§ Request: Return all lines with the word "houses" in them.

§ Records provided:
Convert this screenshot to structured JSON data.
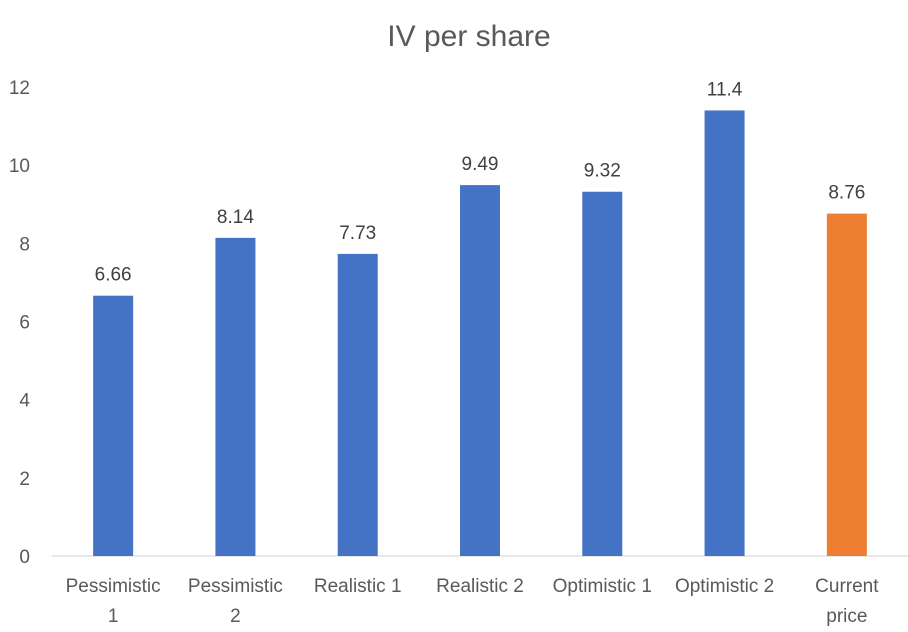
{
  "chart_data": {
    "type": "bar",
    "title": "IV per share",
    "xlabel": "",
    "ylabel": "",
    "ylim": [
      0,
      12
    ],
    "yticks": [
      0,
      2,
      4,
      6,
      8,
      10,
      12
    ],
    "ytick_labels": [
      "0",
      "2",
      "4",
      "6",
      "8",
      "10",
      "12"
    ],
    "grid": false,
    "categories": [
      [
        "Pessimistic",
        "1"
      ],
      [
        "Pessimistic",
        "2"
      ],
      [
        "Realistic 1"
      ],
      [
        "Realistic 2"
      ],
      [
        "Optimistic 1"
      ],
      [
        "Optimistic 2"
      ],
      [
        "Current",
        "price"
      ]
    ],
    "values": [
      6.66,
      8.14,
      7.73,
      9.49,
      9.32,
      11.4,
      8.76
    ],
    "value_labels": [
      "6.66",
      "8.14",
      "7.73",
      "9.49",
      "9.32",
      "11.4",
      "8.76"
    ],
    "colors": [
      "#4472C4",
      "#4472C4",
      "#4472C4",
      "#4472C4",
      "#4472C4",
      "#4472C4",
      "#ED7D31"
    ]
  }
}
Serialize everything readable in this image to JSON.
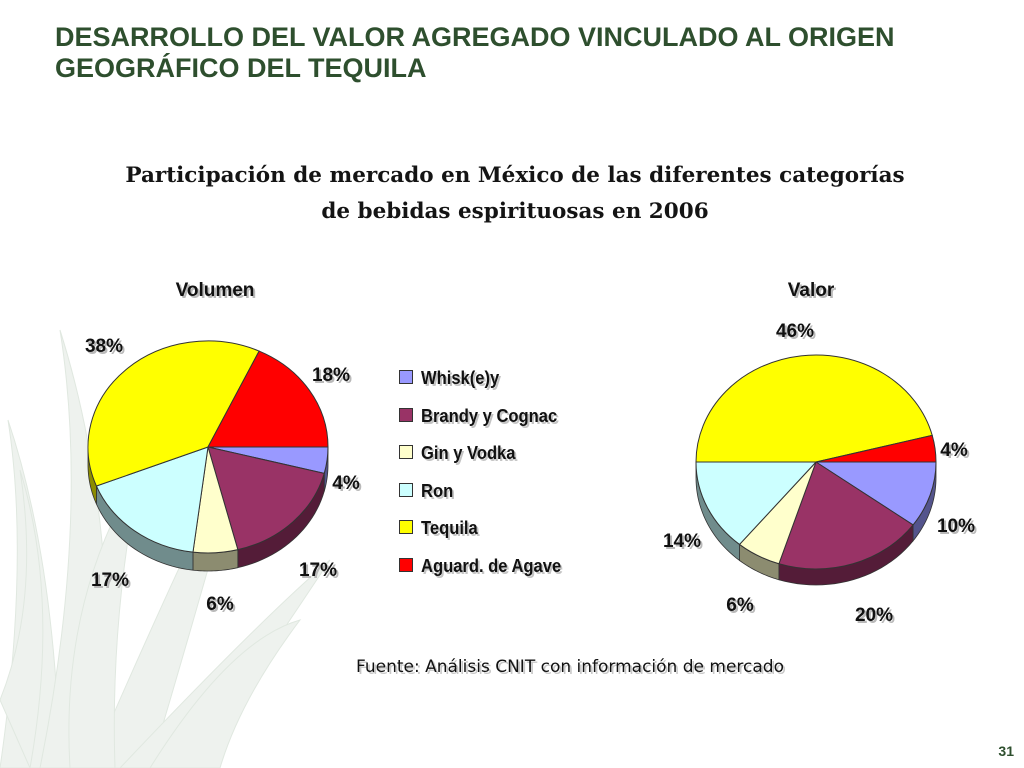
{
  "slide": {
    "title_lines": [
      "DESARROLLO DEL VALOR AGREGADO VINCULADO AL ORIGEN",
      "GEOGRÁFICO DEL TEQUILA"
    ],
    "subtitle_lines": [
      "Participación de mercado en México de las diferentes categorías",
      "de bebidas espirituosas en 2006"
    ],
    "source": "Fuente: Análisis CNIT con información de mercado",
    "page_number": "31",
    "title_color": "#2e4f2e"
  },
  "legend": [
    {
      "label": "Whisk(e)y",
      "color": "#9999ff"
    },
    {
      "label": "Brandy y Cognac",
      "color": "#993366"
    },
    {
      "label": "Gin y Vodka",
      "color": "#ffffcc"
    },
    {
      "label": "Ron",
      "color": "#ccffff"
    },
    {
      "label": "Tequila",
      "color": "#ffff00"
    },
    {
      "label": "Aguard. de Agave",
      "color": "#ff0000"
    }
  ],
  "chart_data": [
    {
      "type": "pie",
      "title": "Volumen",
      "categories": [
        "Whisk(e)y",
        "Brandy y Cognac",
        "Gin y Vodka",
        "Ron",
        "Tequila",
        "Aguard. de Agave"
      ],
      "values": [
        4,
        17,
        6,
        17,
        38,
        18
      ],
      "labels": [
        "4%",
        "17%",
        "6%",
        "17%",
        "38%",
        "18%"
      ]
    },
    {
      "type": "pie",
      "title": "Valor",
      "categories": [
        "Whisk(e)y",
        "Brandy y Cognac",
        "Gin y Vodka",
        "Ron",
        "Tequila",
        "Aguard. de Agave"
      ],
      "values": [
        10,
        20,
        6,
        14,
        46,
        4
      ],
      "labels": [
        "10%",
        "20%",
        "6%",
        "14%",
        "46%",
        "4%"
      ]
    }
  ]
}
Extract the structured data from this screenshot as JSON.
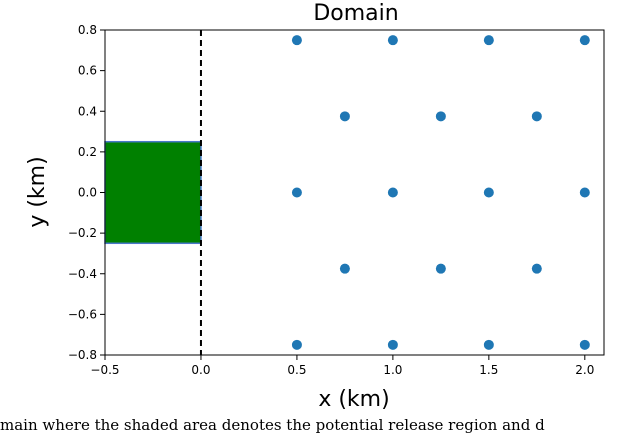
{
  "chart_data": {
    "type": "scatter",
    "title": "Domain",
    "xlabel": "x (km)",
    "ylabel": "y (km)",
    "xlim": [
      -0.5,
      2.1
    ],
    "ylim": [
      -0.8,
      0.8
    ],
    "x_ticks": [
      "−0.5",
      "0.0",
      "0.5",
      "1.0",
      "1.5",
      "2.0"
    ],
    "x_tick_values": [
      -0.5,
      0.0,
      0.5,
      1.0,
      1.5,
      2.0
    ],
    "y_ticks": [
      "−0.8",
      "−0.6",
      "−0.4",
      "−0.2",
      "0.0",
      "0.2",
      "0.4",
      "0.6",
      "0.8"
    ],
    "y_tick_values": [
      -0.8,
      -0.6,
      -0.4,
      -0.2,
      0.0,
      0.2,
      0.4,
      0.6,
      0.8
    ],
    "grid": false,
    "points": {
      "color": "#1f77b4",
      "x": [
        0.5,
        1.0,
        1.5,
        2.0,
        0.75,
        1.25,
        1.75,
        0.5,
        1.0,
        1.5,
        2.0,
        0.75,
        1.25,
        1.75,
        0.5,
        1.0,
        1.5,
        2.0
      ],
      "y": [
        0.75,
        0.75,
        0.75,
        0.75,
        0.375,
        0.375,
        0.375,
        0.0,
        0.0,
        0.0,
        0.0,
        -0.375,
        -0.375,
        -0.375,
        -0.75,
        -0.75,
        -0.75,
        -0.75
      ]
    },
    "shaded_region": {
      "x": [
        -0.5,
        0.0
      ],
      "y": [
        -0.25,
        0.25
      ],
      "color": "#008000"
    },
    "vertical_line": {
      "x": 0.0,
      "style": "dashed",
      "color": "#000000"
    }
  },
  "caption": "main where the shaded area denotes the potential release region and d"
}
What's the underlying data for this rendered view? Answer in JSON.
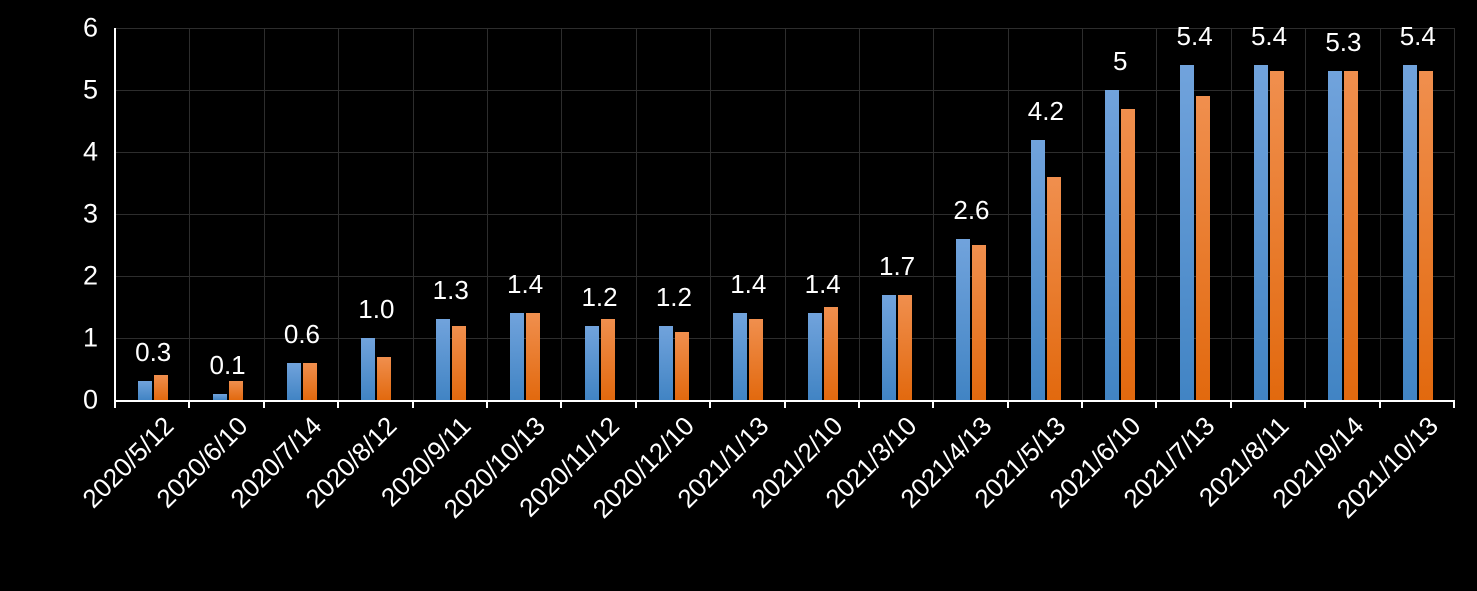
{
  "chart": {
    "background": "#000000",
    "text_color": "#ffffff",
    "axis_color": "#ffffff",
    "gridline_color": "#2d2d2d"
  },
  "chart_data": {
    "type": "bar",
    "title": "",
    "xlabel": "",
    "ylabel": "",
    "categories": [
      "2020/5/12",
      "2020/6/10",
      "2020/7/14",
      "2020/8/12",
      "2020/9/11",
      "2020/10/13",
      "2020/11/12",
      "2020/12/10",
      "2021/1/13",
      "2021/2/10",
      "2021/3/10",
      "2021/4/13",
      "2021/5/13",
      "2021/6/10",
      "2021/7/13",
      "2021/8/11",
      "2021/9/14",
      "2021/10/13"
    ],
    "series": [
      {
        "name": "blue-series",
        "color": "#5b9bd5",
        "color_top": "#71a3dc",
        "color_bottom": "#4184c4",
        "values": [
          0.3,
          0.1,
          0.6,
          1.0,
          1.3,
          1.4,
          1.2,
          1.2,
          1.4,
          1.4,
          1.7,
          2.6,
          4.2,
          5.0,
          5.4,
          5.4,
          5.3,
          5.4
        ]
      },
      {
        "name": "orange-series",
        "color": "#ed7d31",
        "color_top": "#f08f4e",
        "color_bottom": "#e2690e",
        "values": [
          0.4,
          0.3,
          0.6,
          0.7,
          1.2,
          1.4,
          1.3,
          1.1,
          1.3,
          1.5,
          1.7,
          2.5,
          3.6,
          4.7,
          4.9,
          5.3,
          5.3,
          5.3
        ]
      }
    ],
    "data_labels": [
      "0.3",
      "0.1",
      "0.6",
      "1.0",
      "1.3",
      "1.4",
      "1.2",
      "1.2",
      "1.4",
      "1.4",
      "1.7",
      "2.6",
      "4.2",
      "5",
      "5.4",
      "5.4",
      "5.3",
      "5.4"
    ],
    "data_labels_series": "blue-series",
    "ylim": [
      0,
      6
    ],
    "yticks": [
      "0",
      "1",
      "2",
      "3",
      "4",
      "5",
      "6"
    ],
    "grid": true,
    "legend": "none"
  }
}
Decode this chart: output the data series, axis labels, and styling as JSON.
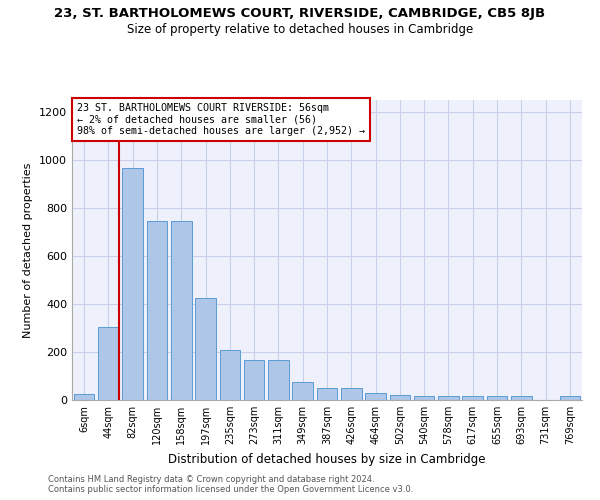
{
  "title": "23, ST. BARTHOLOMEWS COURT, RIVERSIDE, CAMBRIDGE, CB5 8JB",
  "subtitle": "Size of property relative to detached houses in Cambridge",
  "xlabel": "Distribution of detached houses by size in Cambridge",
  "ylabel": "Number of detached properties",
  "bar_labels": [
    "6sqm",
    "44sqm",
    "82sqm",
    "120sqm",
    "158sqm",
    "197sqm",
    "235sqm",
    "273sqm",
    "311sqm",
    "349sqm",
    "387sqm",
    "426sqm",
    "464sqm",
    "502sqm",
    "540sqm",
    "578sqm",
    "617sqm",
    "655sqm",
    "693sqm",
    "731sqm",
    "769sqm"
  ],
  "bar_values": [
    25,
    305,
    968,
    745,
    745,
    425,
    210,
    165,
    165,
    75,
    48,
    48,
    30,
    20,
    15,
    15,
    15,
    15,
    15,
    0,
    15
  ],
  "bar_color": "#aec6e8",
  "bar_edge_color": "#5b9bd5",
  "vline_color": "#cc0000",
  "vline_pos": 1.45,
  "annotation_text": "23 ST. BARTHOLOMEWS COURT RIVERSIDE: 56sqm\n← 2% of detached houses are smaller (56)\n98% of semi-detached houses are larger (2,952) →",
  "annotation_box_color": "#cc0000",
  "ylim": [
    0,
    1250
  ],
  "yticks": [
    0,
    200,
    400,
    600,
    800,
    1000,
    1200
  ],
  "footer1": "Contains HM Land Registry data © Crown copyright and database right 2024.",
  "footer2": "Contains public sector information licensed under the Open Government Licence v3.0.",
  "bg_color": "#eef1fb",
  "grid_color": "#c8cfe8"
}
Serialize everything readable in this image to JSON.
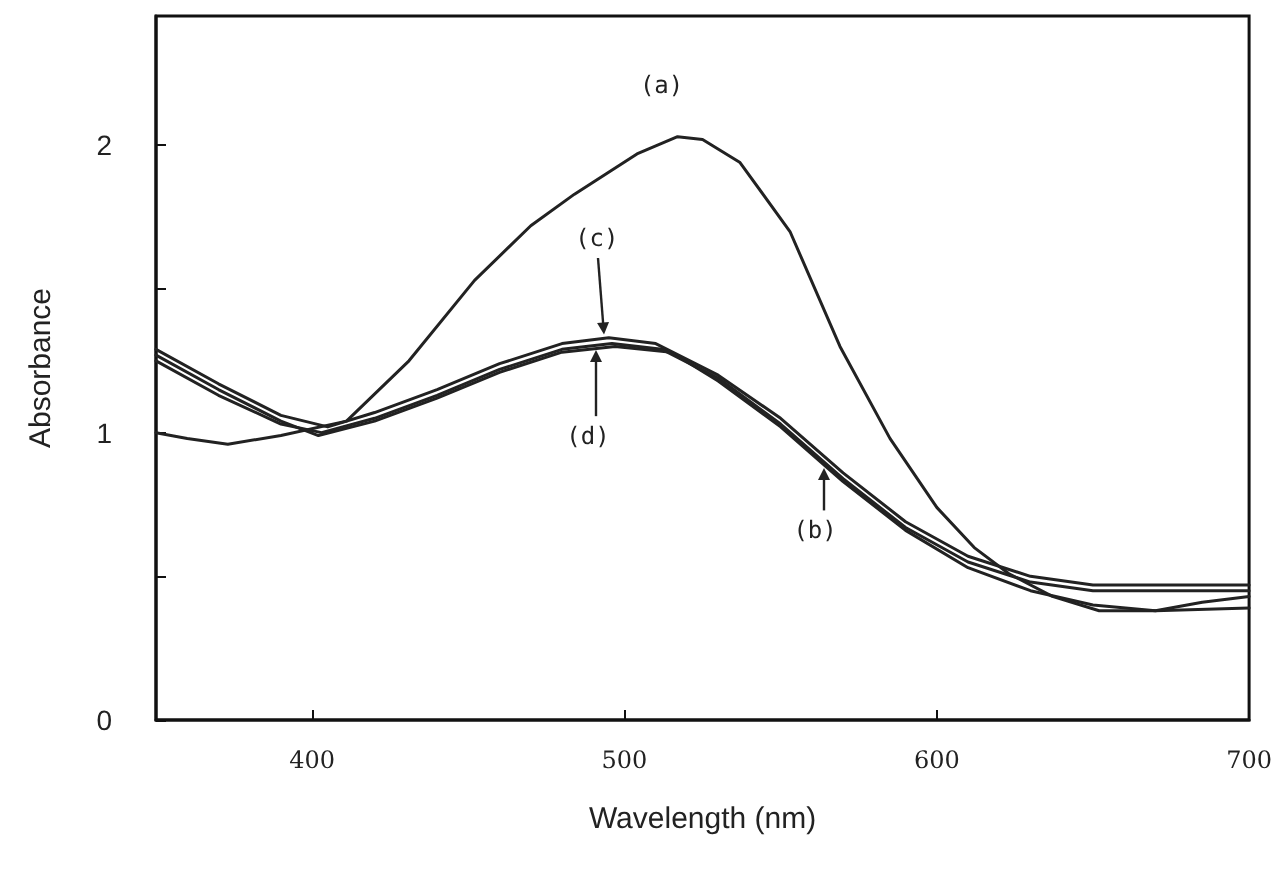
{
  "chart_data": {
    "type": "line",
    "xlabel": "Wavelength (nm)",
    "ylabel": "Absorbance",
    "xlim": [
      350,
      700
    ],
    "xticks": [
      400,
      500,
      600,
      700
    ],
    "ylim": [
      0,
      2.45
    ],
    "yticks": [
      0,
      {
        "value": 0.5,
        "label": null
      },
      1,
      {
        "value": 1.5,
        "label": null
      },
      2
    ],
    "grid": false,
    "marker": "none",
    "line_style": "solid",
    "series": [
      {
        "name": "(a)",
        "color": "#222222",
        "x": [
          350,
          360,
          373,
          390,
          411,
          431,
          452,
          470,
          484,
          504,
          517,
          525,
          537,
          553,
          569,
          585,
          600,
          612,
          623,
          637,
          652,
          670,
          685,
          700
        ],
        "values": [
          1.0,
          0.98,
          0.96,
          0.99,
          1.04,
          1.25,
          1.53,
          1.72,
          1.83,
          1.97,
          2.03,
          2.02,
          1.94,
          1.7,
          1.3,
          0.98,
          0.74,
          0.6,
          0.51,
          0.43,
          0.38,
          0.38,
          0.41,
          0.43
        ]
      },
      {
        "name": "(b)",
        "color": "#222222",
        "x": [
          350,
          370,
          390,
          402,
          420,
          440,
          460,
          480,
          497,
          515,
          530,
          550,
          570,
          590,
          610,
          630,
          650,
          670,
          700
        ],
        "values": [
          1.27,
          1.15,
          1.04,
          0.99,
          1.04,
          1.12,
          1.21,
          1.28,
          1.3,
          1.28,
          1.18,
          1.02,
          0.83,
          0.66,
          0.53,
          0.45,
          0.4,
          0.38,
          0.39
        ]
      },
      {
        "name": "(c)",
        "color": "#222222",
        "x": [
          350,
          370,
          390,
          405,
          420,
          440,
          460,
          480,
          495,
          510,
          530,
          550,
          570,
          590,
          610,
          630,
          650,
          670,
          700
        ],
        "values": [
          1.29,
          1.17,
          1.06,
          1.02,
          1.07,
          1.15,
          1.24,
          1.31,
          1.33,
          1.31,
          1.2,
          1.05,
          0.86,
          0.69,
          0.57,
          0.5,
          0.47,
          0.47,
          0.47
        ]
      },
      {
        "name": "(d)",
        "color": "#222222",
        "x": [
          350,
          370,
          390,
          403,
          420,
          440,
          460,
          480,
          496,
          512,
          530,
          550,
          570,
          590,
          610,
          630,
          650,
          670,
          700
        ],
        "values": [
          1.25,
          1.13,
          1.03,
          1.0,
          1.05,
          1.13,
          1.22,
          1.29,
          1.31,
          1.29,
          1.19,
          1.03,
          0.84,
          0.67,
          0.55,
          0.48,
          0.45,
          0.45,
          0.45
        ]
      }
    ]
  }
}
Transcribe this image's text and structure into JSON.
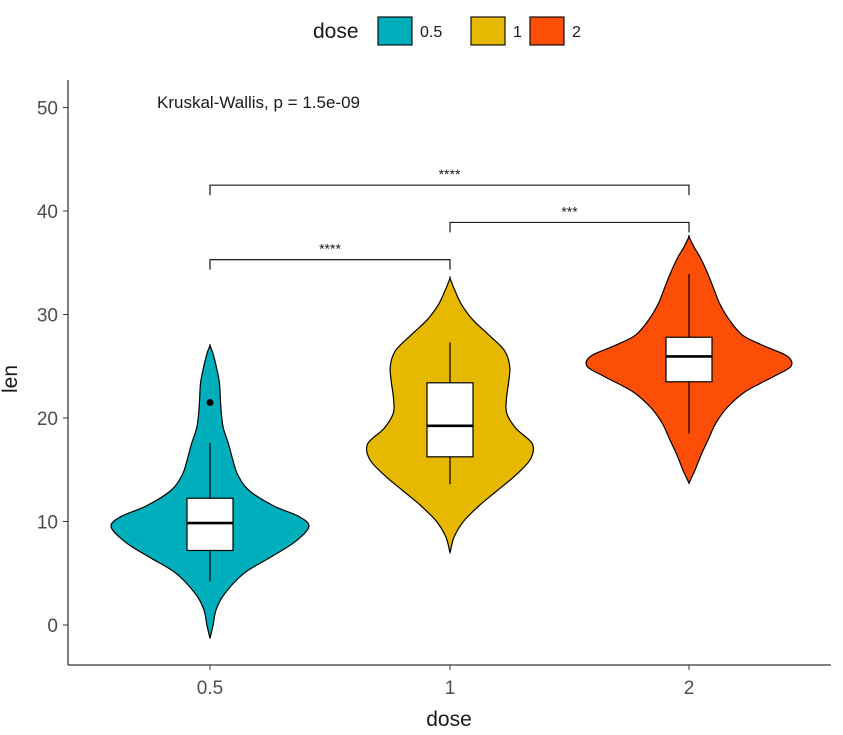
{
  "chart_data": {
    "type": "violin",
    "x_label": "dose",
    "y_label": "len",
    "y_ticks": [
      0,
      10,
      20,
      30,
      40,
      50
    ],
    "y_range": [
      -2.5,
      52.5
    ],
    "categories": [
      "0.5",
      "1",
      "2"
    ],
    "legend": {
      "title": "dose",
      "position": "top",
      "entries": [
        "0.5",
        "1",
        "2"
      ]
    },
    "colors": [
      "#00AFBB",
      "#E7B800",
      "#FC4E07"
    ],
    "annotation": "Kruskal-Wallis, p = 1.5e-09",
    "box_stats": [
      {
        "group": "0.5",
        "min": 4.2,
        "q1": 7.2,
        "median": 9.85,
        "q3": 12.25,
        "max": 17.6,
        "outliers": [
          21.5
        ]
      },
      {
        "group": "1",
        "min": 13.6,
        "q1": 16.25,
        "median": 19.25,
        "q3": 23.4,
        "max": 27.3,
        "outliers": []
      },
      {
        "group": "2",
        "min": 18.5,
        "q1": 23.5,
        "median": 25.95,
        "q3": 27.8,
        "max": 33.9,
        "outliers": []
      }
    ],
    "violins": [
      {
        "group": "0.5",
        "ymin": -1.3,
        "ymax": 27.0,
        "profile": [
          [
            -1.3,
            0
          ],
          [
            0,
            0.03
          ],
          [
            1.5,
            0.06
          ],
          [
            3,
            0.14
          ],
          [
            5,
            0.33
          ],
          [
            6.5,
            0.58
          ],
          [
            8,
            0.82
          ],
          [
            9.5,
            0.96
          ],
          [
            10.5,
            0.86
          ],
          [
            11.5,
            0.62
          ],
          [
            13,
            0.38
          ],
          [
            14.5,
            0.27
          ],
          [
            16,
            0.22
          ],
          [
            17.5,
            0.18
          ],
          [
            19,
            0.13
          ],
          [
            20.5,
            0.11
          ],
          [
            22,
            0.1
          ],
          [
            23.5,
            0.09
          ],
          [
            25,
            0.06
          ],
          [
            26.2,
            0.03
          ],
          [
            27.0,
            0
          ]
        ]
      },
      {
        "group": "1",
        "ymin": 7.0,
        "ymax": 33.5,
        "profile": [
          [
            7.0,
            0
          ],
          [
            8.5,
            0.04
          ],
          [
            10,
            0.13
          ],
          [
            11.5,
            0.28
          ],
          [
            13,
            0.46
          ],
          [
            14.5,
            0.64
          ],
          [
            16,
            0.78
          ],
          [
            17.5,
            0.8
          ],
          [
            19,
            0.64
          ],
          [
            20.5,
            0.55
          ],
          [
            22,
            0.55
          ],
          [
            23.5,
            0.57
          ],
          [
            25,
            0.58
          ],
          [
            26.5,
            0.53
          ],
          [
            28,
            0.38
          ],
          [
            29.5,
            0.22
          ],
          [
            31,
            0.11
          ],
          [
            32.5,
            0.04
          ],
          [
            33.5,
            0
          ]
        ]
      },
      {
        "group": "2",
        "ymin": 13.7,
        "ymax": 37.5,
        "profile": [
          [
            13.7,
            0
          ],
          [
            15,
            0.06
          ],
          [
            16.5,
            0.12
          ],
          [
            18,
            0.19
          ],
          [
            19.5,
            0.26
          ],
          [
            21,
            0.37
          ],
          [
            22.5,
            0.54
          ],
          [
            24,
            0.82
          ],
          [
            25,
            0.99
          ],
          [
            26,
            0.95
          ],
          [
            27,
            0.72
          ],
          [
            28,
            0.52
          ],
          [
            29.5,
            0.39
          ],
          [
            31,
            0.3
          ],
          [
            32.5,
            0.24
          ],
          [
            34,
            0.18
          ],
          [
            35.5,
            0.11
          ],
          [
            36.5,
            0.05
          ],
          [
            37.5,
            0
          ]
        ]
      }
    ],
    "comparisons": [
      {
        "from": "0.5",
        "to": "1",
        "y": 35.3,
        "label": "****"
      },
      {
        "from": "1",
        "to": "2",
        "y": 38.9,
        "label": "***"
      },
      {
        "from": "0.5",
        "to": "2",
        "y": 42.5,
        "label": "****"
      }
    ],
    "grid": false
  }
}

§ Task solution:
  "subtitle": "Size of property relative to detached houses in Cambridge",
  "xlabel": "Distribution of detached houses by size in Cambridge",
  "annotation_text": "23 ST. BARTHOLOMEWS COURT RIVERSIDE: 56sqm\n← 2% of detached houses are smaller (56)\n98% of semi-detached houses are larger (2,952) →",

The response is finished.